Written task — Pick out each line containing the string "long".

>> start

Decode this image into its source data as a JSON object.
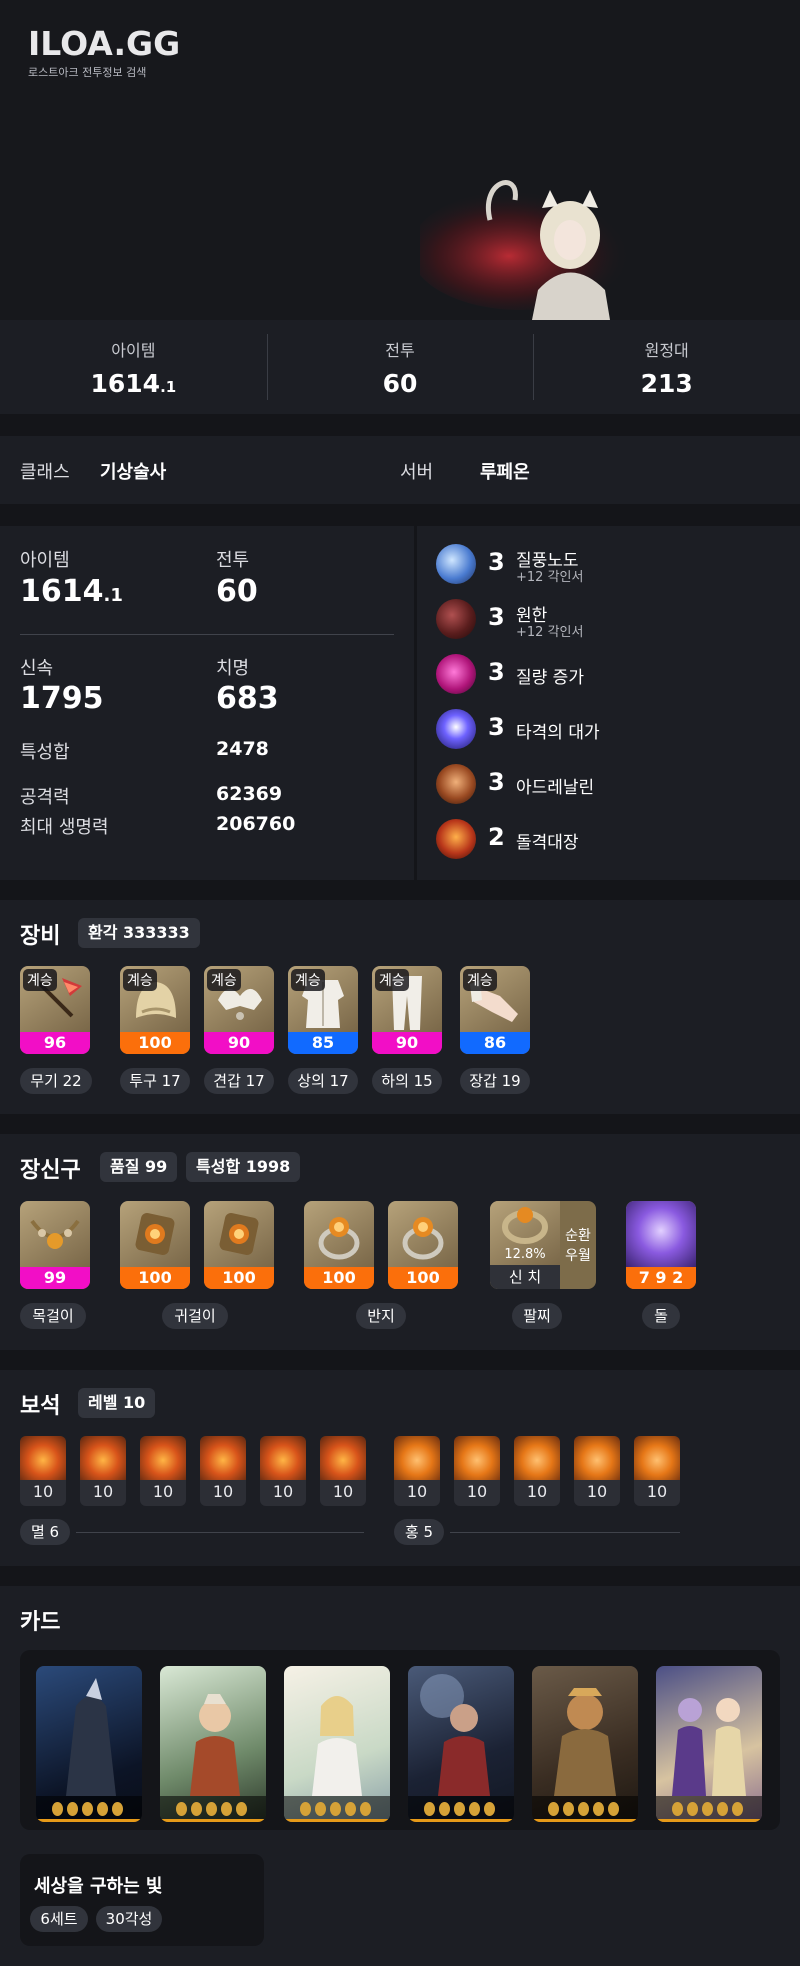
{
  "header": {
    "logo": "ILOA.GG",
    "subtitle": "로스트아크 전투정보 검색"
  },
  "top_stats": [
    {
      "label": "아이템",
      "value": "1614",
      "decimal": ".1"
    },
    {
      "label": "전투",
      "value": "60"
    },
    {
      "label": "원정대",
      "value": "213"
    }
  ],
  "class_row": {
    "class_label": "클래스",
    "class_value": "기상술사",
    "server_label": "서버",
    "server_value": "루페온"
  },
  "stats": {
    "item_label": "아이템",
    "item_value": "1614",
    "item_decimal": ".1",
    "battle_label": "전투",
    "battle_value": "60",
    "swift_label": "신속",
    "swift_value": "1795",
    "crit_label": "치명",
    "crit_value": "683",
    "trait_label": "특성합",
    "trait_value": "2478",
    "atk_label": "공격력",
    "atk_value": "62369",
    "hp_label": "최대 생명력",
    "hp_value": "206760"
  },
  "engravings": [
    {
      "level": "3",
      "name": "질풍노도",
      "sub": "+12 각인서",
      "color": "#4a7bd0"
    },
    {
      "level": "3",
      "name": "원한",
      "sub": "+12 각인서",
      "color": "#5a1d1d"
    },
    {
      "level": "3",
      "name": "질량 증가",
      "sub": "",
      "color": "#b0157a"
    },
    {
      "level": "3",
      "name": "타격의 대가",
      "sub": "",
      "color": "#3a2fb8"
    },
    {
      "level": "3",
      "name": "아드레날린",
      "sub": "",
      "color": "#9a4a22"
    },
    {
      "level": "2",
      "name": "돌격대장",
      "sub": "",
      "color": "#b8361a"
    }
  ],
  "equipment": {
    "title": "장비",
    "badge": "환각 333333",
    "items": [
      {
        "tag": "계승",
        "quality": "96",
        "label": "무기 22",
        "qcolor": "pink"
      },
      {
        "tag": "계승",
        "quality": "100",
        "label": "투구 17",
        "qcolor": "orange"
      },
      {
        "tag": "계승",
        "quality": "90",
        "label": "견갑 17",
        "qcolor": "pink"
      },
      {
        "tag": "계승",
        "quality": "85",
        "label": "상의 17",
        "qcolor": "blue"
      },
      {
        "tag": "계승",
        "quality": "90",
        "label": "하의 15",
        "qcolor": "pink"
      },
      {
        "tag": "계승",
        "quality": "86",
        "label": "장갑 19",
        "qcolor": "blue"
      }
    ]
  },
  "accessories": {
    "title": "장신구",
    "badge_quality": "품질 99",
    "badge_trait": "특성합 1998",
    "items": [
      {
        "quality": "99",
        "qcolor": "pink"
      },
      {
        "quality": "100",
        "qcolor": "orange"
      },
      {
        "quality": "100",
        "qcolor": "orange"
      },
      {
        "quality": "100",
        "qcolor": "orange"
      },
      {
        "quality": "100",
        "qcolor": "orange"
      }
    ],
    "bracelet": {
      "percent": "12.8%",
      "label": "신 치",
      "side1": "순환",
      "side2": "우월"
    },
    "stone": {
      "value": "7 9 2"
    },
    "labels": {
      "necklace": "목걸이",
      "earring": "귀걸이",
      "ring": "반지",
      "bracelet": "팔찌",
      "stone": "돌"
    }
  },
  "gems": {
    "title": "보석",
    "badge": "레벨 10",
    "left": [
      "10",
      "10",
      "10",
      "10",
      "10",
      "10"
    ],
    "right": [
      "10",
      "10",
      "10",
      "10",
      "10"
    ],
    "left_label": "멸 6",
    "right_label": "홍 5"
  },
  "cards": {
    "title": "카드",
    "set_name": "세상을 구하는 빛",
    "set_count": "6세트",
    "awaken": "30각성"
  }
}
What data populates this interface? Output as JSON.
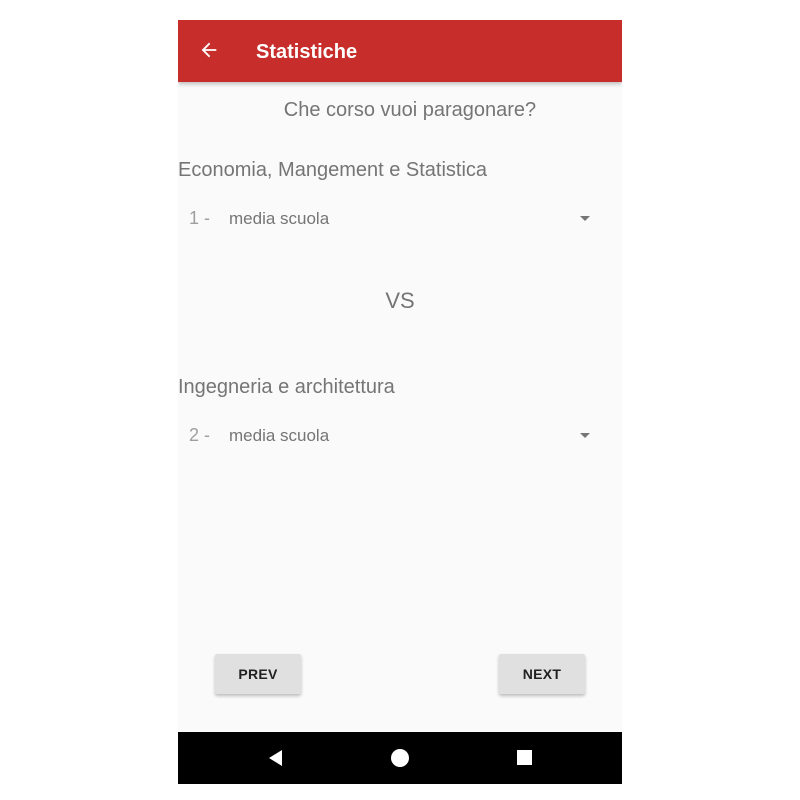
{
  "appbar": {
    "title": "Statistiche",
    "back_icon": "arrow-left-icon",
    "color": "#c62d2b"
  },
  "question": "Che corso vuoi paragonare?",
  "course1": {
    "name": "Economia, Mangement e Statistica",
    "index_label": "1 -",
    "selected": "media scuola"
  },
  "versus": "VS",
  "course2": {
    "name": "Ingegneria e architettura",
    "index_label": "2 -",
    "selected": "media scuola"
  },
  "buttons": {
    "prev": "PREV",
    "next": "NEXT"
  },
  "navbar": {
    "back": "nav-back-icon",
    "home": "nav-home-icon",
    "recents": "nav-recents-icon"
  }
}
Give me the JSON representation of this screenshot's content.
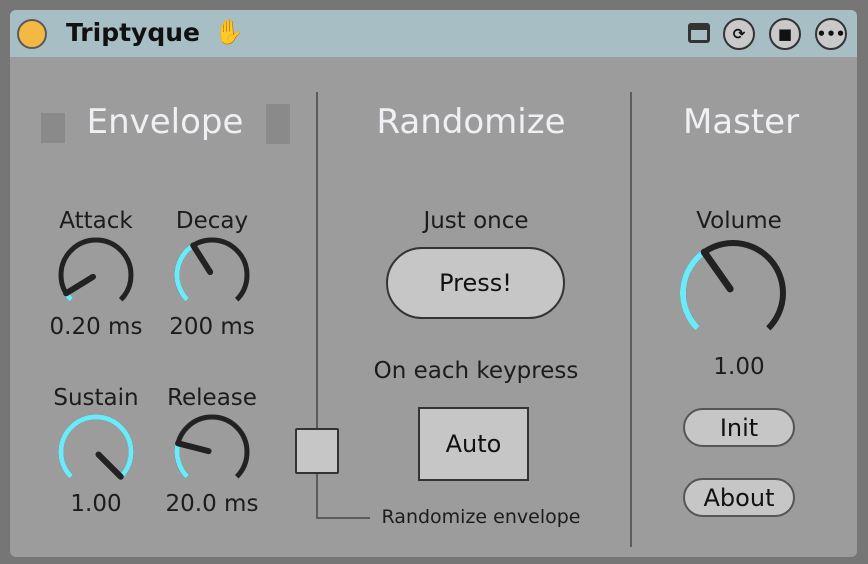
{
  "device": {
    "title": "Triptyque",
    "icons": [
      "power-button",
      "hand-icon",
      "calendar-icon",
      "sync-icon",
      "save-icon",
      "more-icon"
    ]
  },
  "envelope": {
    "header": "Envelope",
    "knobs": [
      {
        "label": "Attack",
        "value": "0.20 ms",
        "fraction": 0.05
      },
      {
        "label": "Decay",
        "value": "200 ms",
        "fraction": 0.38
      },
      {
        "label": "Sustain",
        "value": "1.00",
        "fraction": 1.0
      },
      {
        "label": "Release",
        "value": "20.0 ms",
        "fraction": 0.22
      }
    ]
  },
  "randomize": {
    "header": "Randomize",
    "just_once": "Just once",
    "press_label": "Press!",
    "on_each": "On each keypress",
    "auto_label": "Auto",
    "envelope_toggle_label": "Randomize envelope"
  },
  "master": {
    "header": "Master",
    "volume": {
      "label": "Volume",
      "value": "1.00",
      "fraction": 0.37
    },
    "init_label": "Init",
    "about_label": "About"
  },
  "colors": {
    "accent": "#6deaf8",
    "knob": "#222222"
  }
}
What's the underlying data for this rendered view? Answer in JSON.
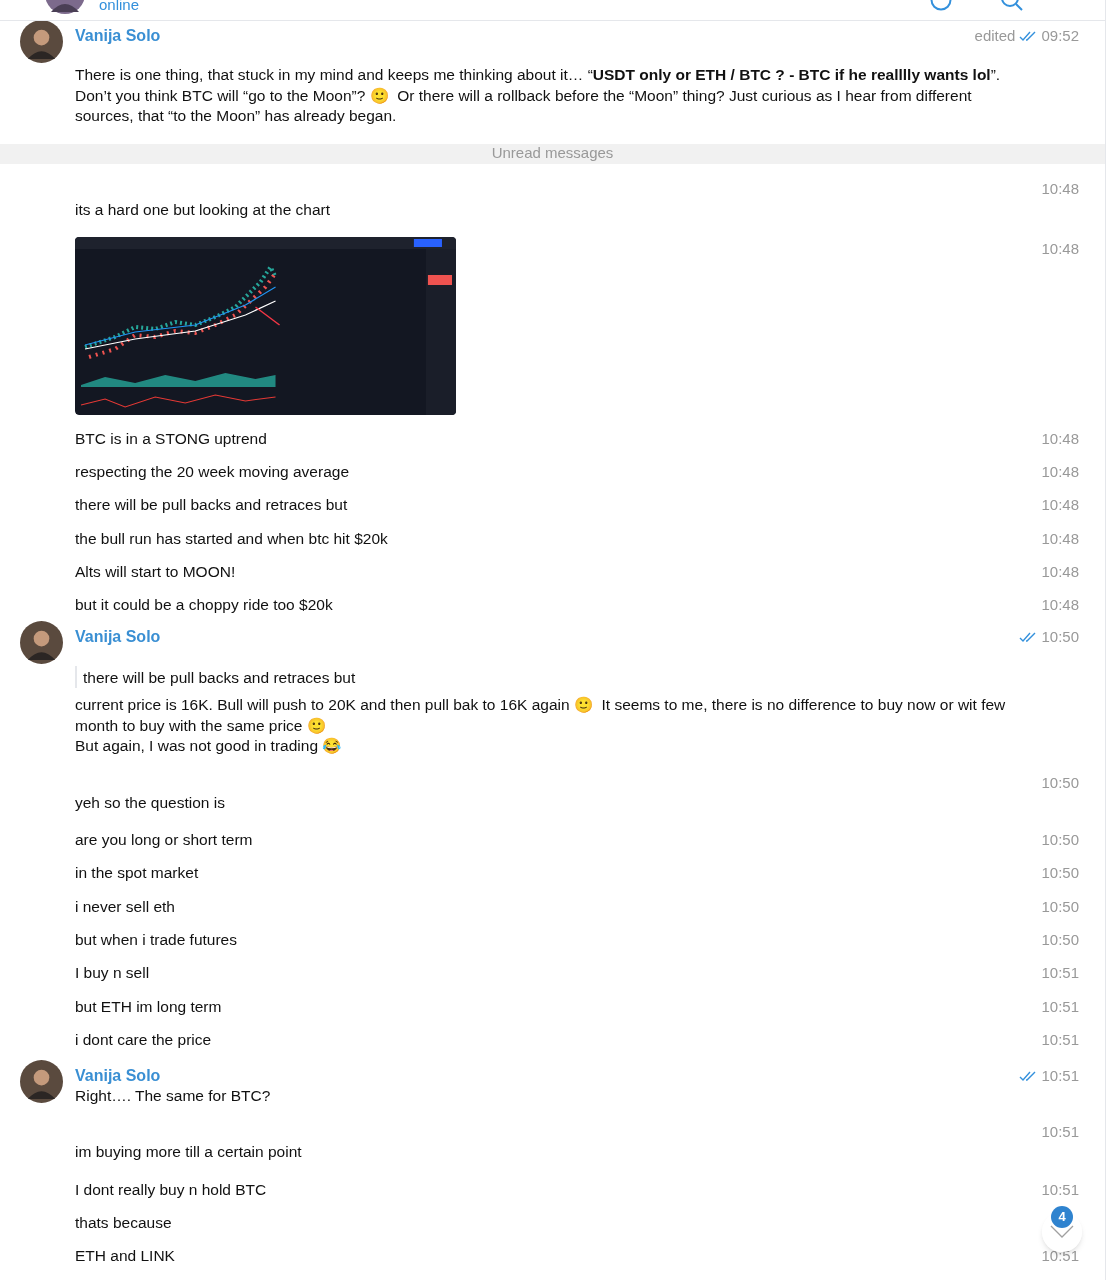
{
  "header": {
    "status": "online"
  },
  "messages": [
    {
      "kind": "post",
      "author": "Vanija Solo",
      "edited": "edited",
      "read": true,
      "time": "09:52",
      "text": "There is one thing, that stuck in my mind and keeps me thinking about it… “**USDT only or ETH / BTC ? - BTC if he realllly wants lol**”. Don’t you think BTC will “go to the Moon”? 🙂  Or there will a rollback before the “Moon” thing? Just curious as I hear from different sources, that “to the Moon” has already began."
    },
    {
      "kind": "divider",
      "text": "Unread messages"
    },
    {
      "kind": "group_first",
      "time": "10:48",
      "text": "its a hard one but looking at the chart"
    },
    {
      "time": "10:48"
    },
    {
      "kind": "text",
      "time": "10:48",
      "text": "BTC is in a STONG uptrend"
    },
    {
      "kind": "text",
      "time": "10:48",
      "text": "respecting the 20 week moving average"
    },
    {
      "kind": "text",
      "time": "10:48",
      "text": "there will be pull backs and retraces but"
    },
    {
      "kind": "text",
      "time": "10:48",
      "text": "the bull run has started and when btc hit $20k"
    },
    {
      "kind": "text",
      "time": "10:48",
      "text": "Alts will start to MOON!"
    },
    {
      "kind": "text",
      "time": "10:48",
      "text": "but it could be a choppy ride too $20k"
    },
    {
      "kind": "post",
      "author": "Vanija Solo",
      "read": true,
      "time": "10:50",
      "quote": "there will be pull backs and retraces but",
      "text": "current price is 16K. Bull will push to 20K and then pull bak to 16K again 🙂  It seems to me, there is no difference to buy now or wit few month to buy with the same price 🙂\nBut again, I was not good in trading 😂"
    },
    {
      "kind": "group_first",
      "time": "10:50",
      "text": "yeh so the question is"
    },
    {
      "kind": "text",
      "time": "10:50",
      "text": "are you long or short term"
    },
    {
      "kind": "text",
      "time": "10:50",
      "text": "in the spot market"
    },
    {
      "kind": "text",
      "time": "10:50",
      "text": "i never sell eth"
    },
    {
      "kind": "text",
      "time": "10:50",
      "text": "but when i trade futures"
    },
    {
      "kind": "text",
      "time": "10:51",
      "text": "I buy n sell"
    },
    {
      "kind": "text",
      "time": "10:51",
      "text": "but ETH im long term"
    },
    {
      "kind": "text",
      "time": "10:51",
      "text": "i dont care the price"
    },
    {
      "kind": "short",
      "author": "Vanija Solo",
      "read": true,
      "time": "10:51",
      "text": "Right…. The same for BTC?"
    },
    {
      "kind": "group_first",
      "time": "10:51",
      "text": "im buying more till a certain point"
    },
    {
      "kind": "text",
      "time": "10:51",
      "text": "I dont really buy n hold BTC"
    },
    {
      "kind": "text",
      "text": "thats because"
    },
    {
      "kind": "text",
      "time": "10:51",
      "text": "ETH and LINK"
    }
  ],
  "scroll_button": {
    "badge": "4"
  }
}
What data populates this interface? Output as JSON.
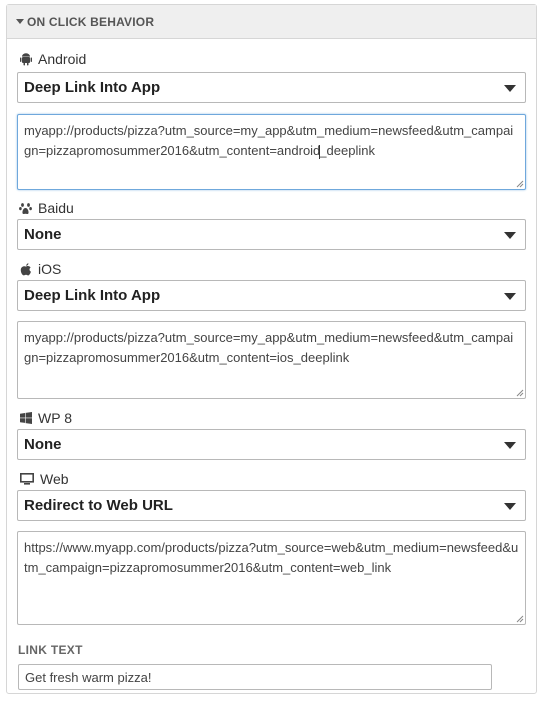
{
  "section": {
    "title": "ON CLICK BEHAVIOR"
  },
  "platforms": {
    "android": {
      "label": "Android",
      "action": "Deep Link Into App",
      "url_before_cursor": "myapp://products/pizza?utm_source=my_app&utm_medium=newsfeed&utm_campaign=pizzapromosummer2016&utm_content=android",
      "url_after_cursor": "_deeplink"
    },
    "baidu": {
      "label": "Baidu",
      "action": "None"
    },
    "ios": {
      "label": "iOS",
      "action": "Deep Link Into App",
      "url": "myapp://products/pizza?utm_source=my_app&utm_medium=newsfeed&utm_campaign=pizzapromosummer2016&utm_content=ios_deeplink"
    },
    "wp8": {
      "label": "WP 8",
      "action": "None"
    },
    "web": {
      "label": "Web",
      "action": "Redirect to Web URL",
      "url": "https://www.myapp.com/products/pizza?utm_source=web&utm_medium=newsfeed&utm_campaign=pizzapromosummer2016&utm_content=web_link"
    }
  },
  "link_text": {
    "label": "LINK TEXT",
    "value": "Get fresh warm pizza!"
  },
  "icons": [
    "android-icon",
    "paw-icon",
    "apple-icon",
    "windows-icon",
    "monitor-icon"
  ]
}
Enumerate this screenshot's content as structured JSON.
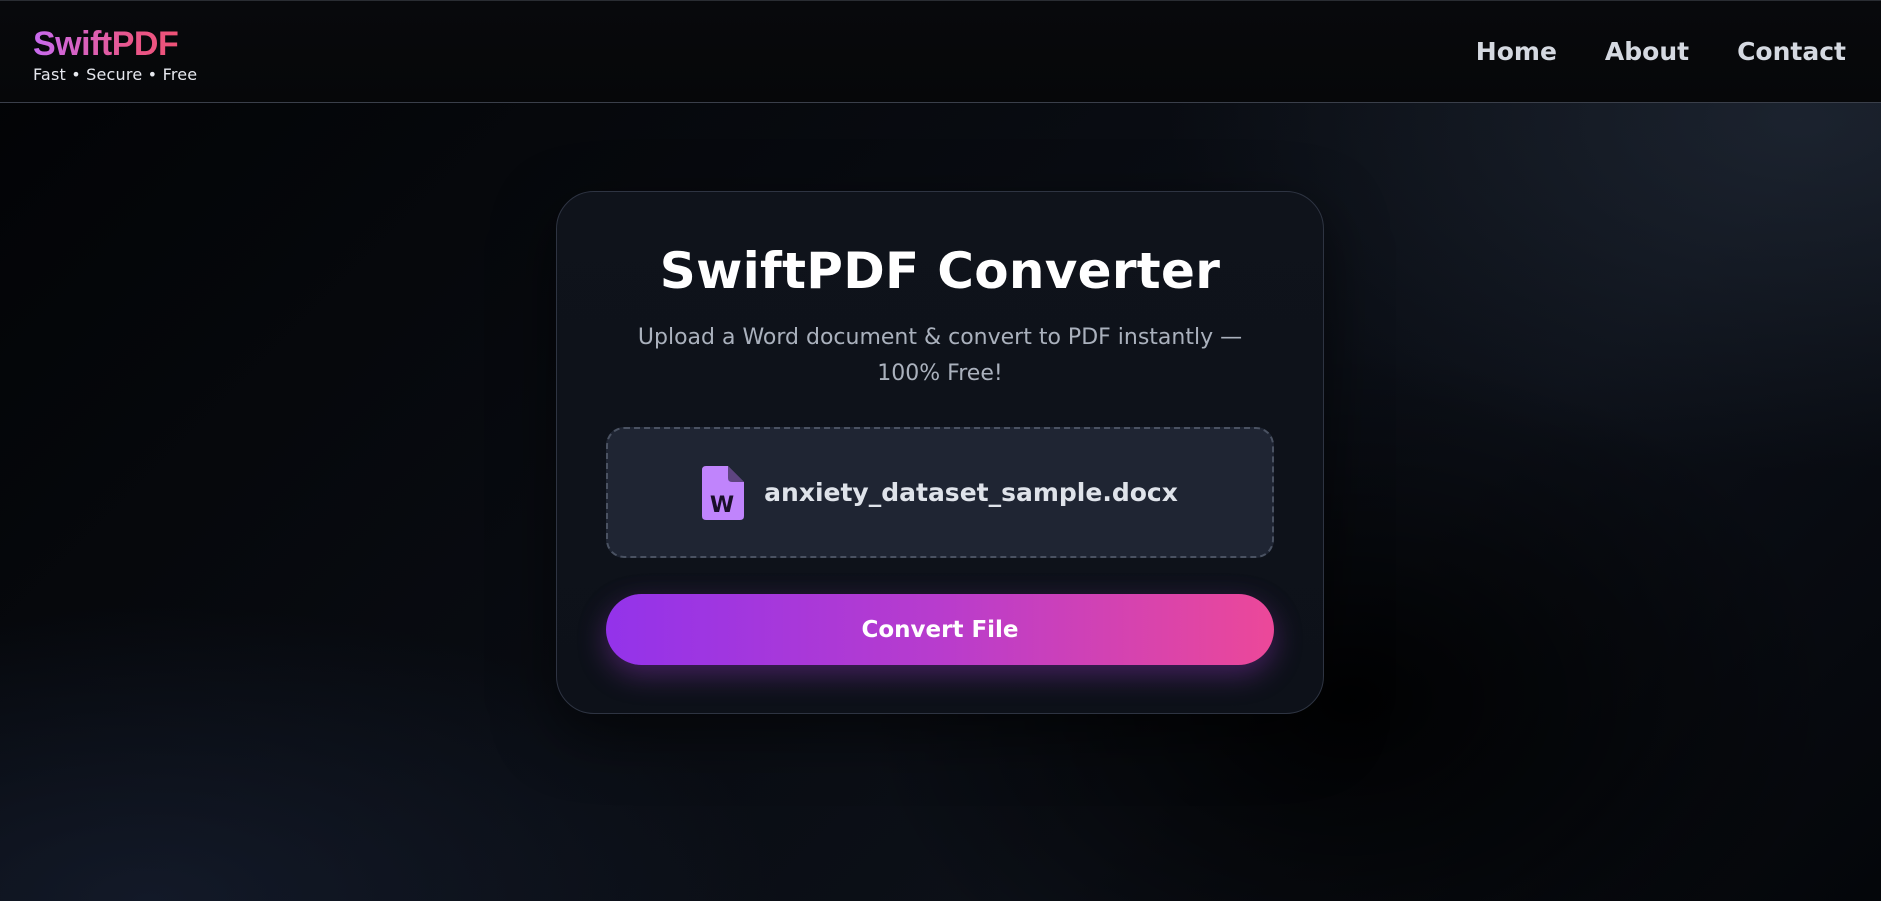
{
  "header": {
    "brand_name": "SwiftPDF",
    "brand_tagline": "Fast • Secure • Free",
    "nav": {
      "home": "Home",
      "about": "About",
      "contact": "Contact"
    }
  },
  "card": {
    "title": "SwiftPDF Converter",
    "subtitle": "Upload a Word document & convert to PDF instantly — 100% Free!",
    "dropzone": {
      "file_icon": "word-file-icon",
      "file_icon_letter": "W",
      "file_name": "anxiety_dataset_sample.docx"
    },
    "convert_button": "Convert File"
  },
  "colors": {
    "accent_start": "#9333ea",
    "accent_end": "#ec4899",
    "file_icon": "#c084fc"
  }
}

>> end

Output for this task —
      "text": "are you long or short term"
      "text": "but ETH im long term"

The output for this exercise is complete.